Search the listing below for "text". Copy each matching line.

[start Data section]

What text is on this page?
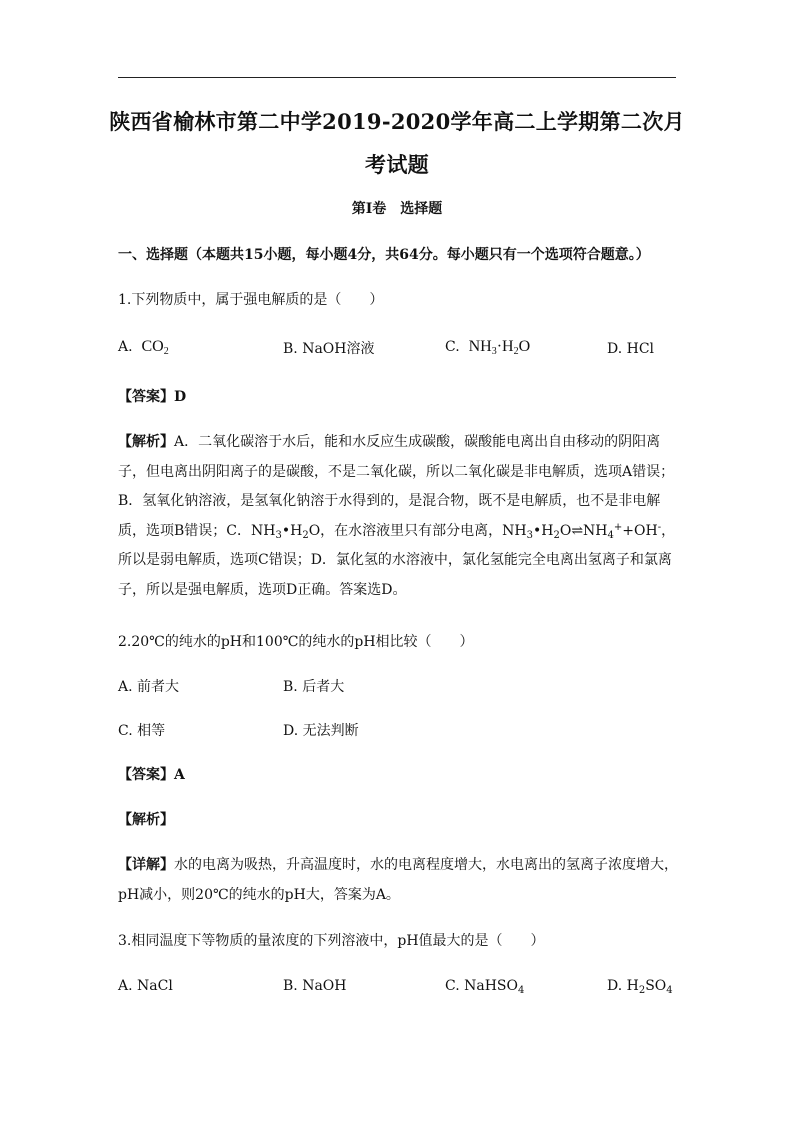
陕西省榆林市第二中学2019-2020学年高二上学期第二次月
考试题
第Ⅰ卷　选择题
一、选择题（本题共15小题，每小题4分，共64分。每小题只有一个选项符合题意。）
1.下列物质中，属于强电解质的是（　　）
A. $CO_2$	B. NaOH溶液	C. $NH_3\cdot H_2O$	D. HCl
【答案】D
【解析】A．二氧化碳溶于水后，能和水反应生成碳酸，碳酸能电离出自由移动的阴阳离子，但电离出阴阳离子的是碳酸，不是二氧化碳，所以二氧化碳是非电解质，选项A错误；B．氢氧化钠溶液，是氢氧化钠溶于水得到的，是混合物，既不是电解质，也不是非电解质，选项B错误；C．$NH_3•H_2O$，在水溶液里只有部分电离，$NH_3•H_2O\rightleftharpoons NH_4^++OH^-$，所以是弱电解质，选项C错误；D．氯化氢的水溶液中，氯化氢能完全电离出氢离子和氯离子，所以是强电解质，选项D正确。答案选D。
2.20℃的纯水的pH和100℃的纯水的pH相比较（　　）
A. 前者大	B. 后者大
C. 相等	D. 无法判断
【答案】A
【解析】
【详解】水的电离为吸热，升高温度时，水的电离程度增大，水电离出的氢离子浓度增大，pH减小，则20℃的纯水的pH大，答案为A。
3.相同温度下等物质的量浓度的下列溶液中，pH值最大的是（　　）
A. NaCl	B. NaOH	C. NaHSO$_4$	D. $H_2SO_4$
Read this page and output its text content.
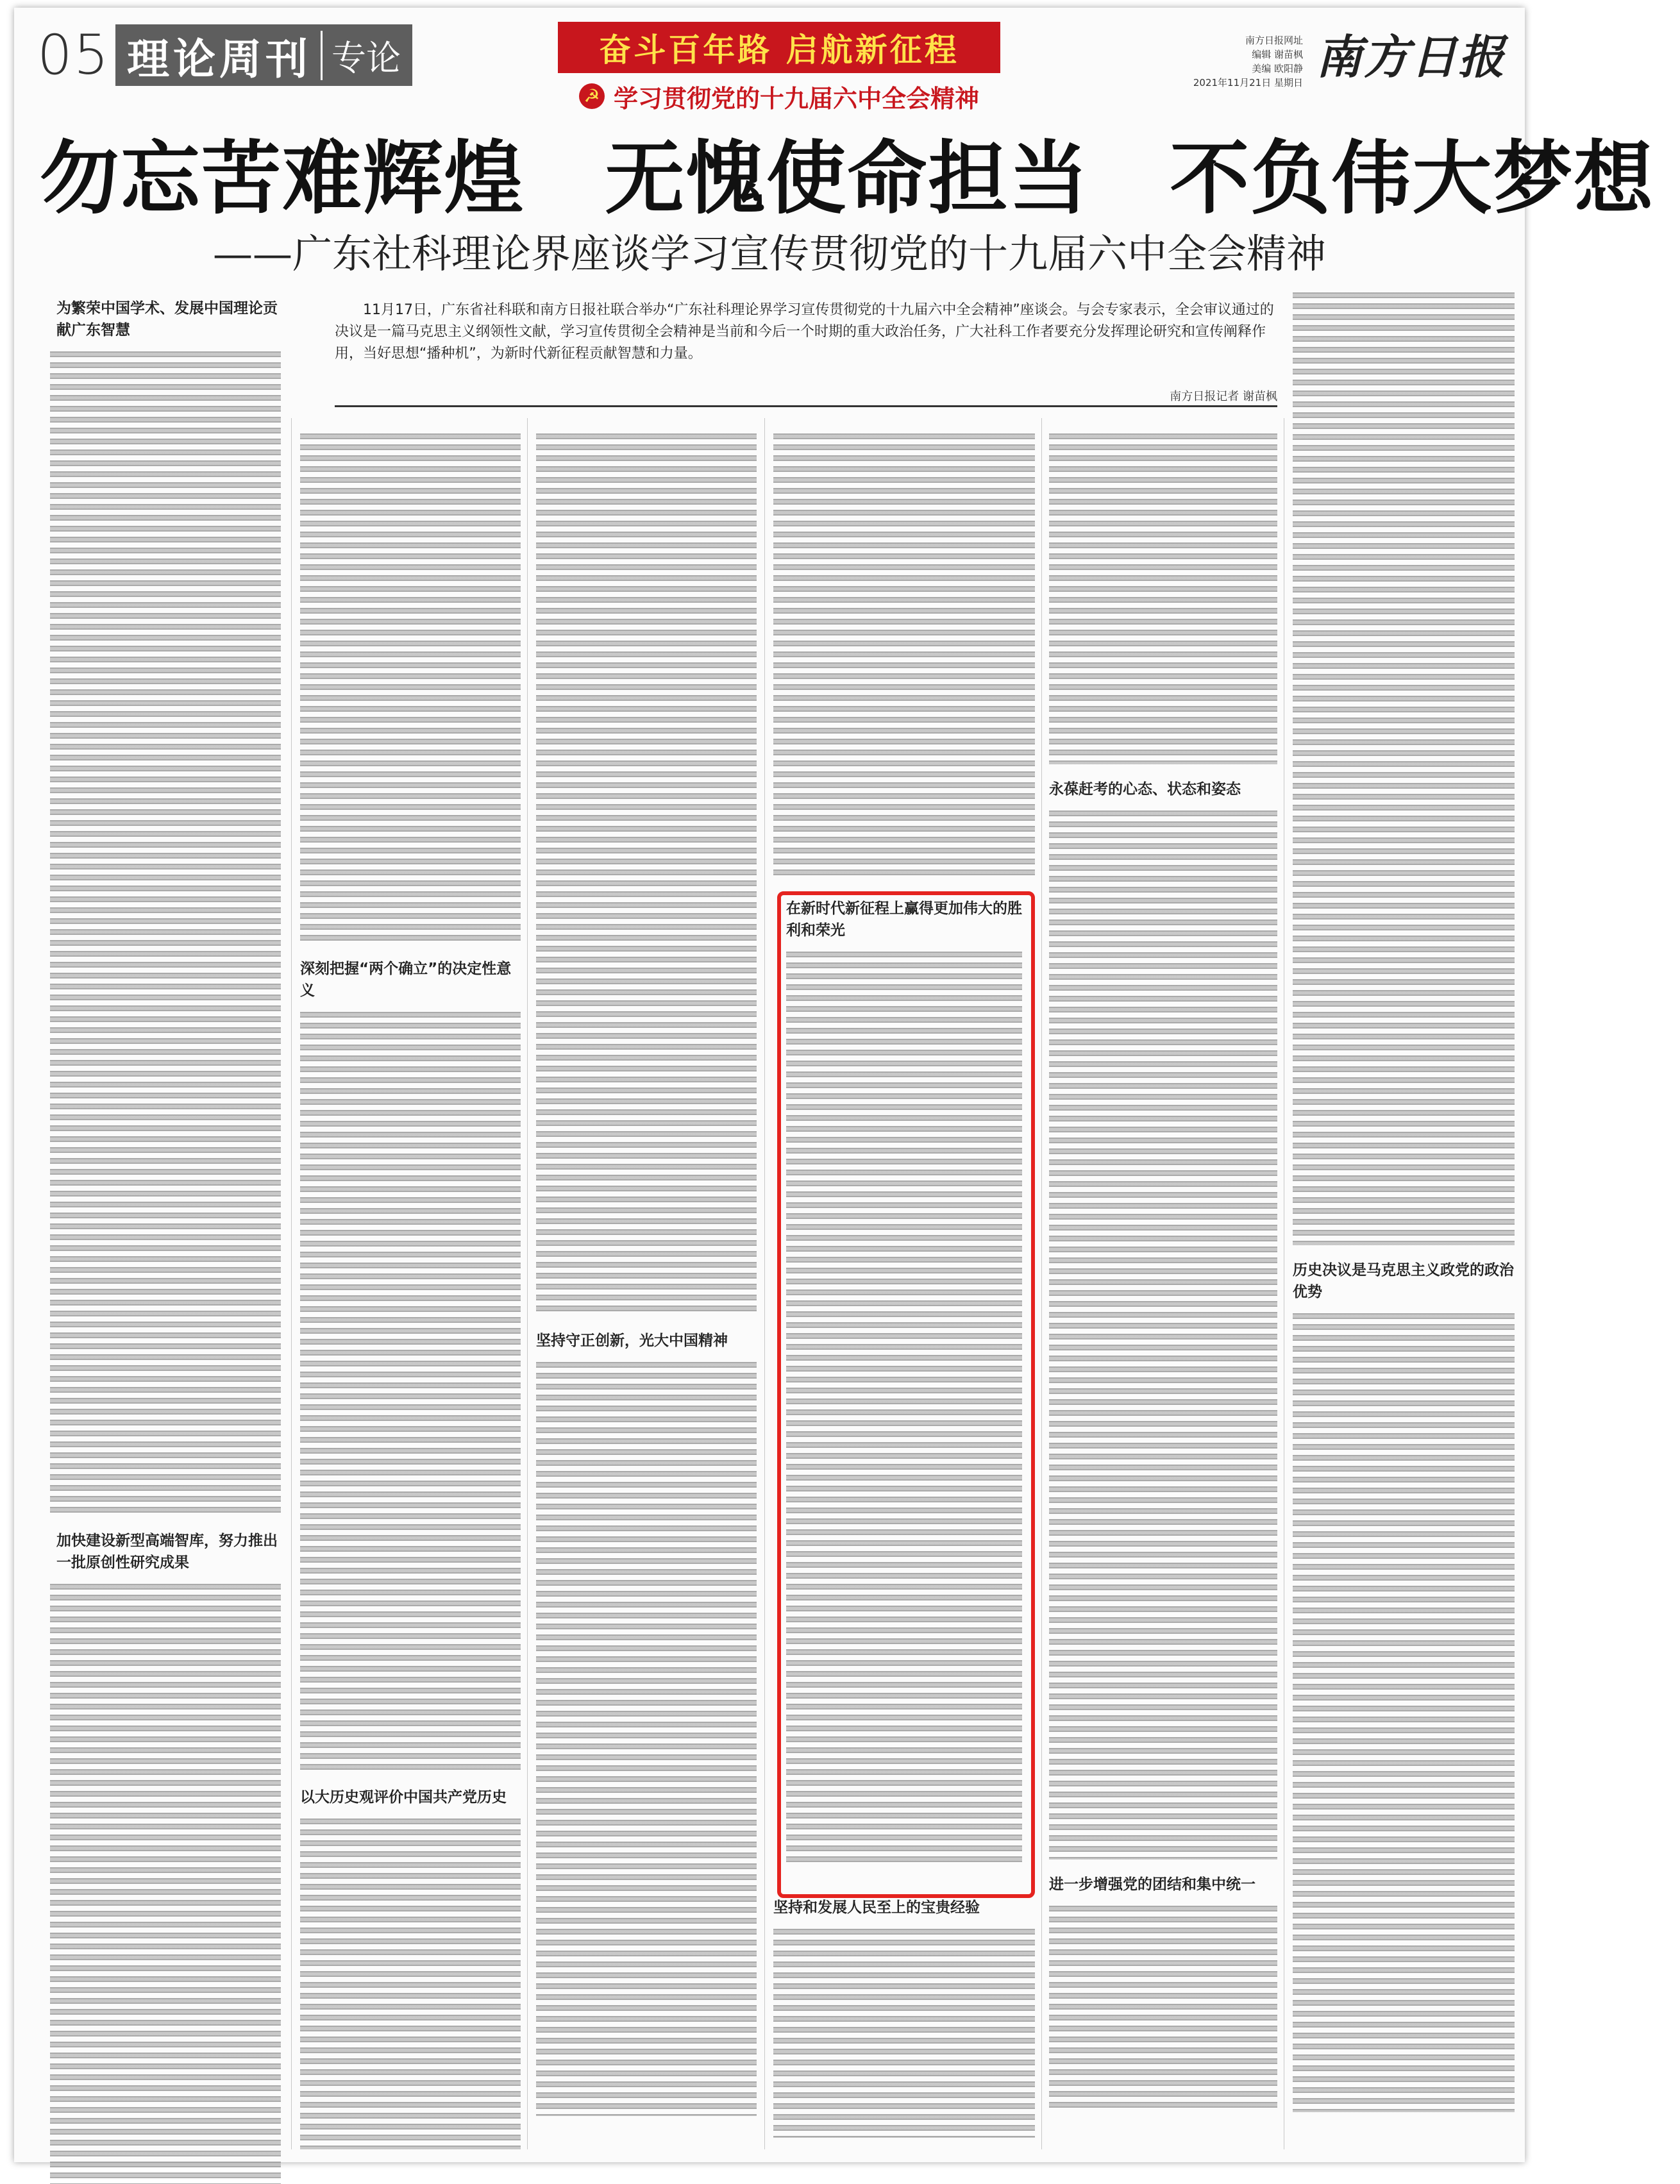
05 理论周刊 专论	奋斗百年路 启航新征程
☭ 学习贯彻党的十九届六中全会精神
南方日报网址
编辑 谢苗枫
美编 欧阳静
2021年11月21日 星期日 南方日报
勿忘苦难辉煌 无愧使命担当 不负伟大梦想
——广东社科理论界座谈学习宣传贯彻党的十九届六中全会精神
11月17日，广东省社科联和南方日报社联合举办“广东社科理论界学习宣传贯彻党的十九届六中全会精神”座谈会。与会专家表示，全会审议通过的决议是一篇马克思主义纲领性文献，学习宣传贯彻全会精神是当前和今后一个时期的重大政治任务，广大社科工作者要充分发挥理论研究和宣传阐释作用，当好思想“播种机”，为新时代新征程贡献智慧和力量。
南方日报记者 谢苗枫
为繁荣中国学术、发展中国理论贡献广东智慧
加快建设新型高端智库，努力推出一批原创性研究成果
深刻把握“两个确立”的决定性意义
以大历史观评价中国共产党历史
坚持守正创新，光大中国精神
在新时代新征程上赢得更加伟大的胜利和荣光
坚持和发展人民至上的宝贵经验
永葆赶考的心态、状态和姿态
进一步增强党的团结和集中统一
历史决议是马克思主义政党的政治优势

[end Data section]

Final result –
What text is on this page?
Read this page and output its text content.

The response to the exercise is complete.